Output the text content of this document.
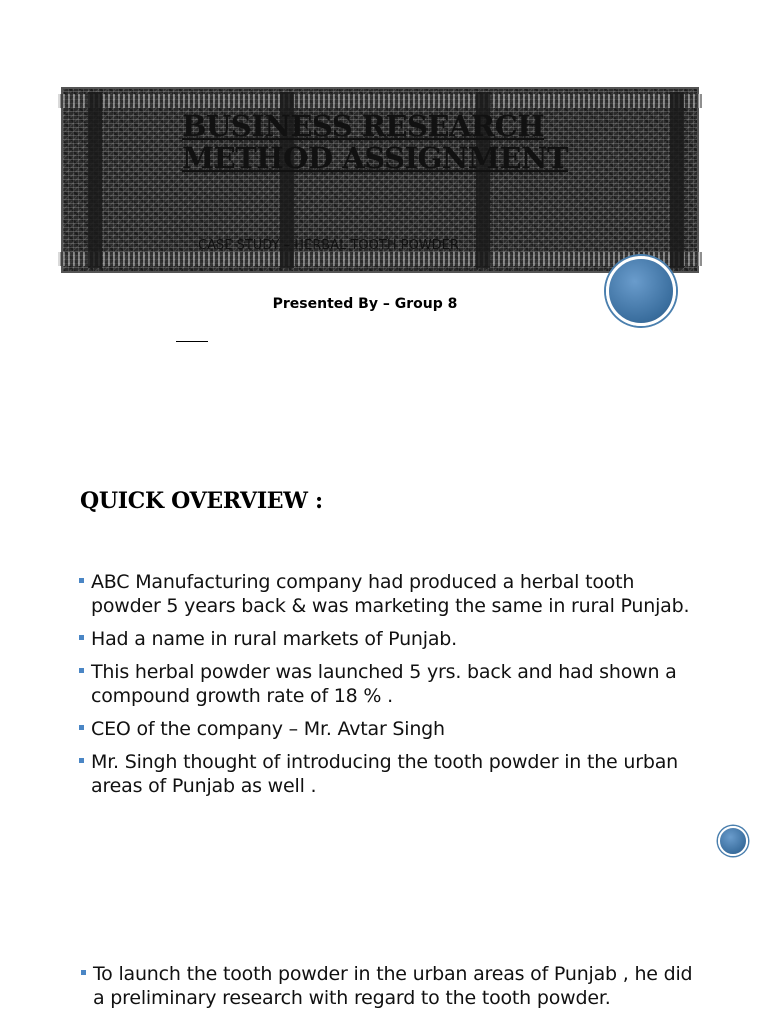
BUSINESS RESEARCH
METHOD ASSIGNMENT
CASE STUDY – HERBAL TOOTH POWDER
Presented By – Group 8
QUICK OVERVIEW :
ABC Manufacturing company had produced a herbal tooth powder 5 years back & was marketing the same in rural Punjab.
Had a name in rural markets of Punjab.
This herbal powder was launched 5 yrs. back and had shown a compound growth rate of 18 % .
CEO of the company – Mr. Avtar Singh
Mr. Singh thought of introducing the tooth powder in the urban areas of Punjab as well .
To launch the tooth powder in the urban areas of Punjab , he did a preliminary research with regard to the tooth powder.
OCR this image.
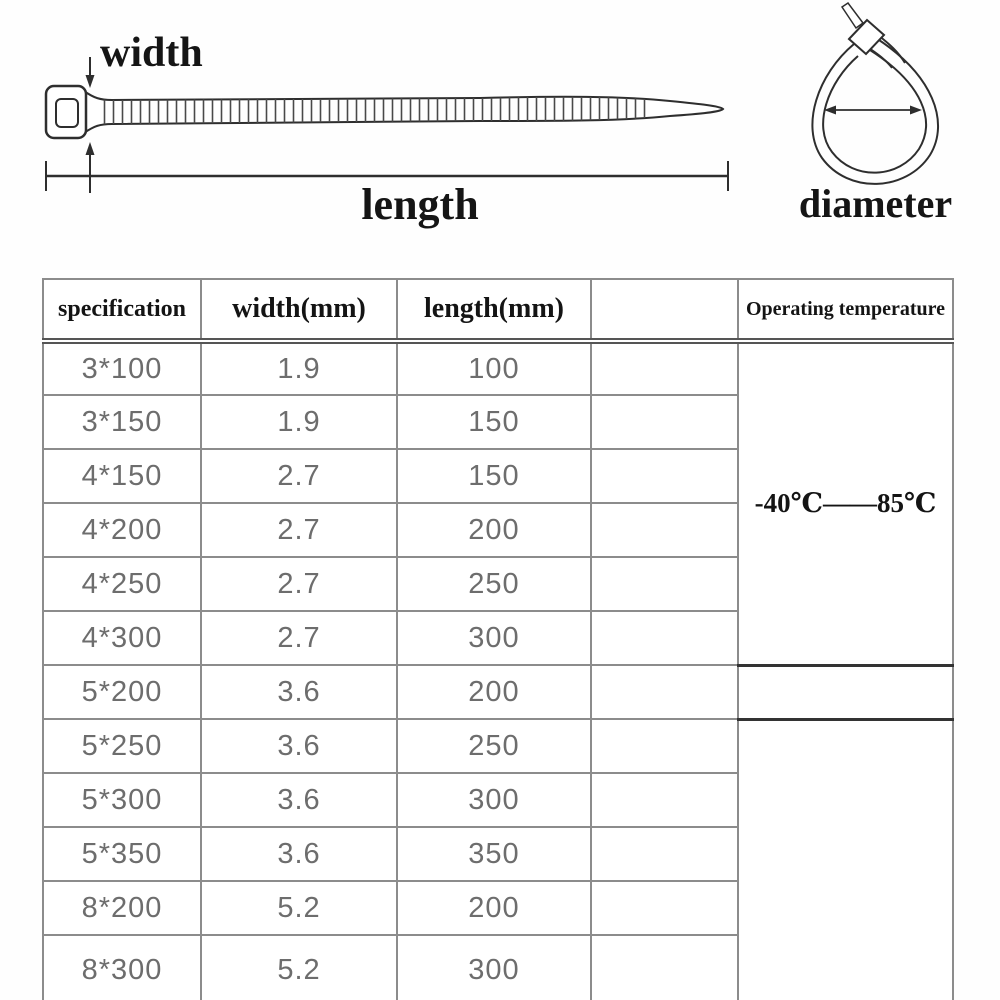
width
length	diameter
specification	width(mm)	length(mm)		Operating temperature
3*100	1.9	100		-40℃——85℃
3*150	1.9	150		
4*150	2.7	150		
4*200	2.7	200		
4*250	2.7	250		
4*300	2.7	300		
5*200	3.6	200		
5*250	3.6	250		
5*300	3.6	300		
5*350	3.6	350		
8*200	5.2	200		
8*300	5.2	300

**INSTRUCTIONS TO FOLLOW:** Print all of the entries word for word. Skip any images they contain.

**RESULT OF THIS EXERCISE:**
Output the text content of this document.
BUSINESS RESEARCH
METHOD ASSIGNMENT
CASE STUDY – HERBAL TOOTH POWDER
Presented By – Group 8
QUICK OVERVIEW :
ABC Manufacturing company had produced a herbal tooth powder 5 years back & was marketing the same in rural Punjab.
Had a name in rural markets of Punjab.
This herbal powder was launched 5 yrs. back and had shown a compound growth rate of 18 % .
CEO of the company – Mr. Avtar Singh
Mr. Singh thought of introducing the tooth powder in the urban areas of Punjab as well .
To launch the tooth powder in the urban areas of Punjab , he did a preliminary research with regard to the tooth powder.
OCR this image.
width
length	diameter
specification	width(mm)	length(mm)		Operating temperature
3*100	1.9	100		-40℃——85℃
3*150	1.9	150		
4*150	2.7	150		
4*200	2.7	200		
4*250	2.7	250		
4*300	2.7	300		
5*200	3.6	200		
5*250	3.6	250		
5*300	3.6	300		
5*350	3.6	350		
8*200	5.2	200		
8*300	5.2	300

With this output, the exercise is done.